● **Record extracts**

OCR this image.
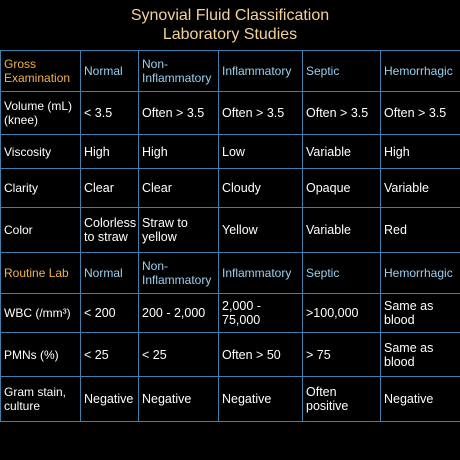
Synovial Fluid Classification
Laboratory Studies
Gross Examination	Normal	Non-Inflammatory	Inflammatory	Septic	Hemorrhagic
Volume (mL) (knee)	< 3.5	Often > 3.5	Often > 3.5	Often > 3.5	Often > 3.5
Viscosity	High	High	Low	Variable	High
Clarity	Clear	Clear	Cloudy	Opaque	Variable
Color	Colorless to straw	Straw to yellow	Yellow	Variable	Red
Routine Lab	Normal	Non-Inflammatory	Inflammatory	Septic	Hemorrhagic
WBC (/mm³)	< 200	200 - 2,000	2,000 - 75,000	>100,000	Same as blood
PMNs (%)	< 25	< 25	Often > 50	> 75	Same as blood
Gram stain, culture	Negative	Negative	Negative	Often positive	Negative
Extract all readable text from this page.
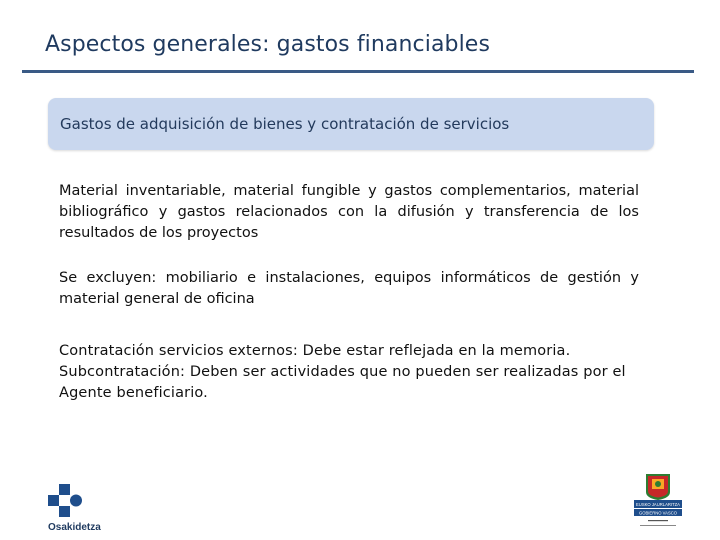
Aspectos generales: gastos financiables
Gastos de adquisición de bienes y contratación de servicios
Material inventariable, material fungible y gastos complementarios, material bibliográfico y gastos relacionados con la difusión y transferencia de los resultados de los proyectos
Se excluyen: mobiliario e instalaciones, equipos informáticos de gestión y material general de oficina
Contratación servicios externos: Debe estar reflejada en la memoria.
Subcontratación: Deben ser actividades que no pueden ser realizadas por el Agente beneficiario.
Osakidetza
EUSKO JAURLARITZA
GOBIERNO VASCO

● **Given task**
Filter for "this". Return all lines that hold it.

● **Result of the task**
OCR this image.
Extract all readable text from this page.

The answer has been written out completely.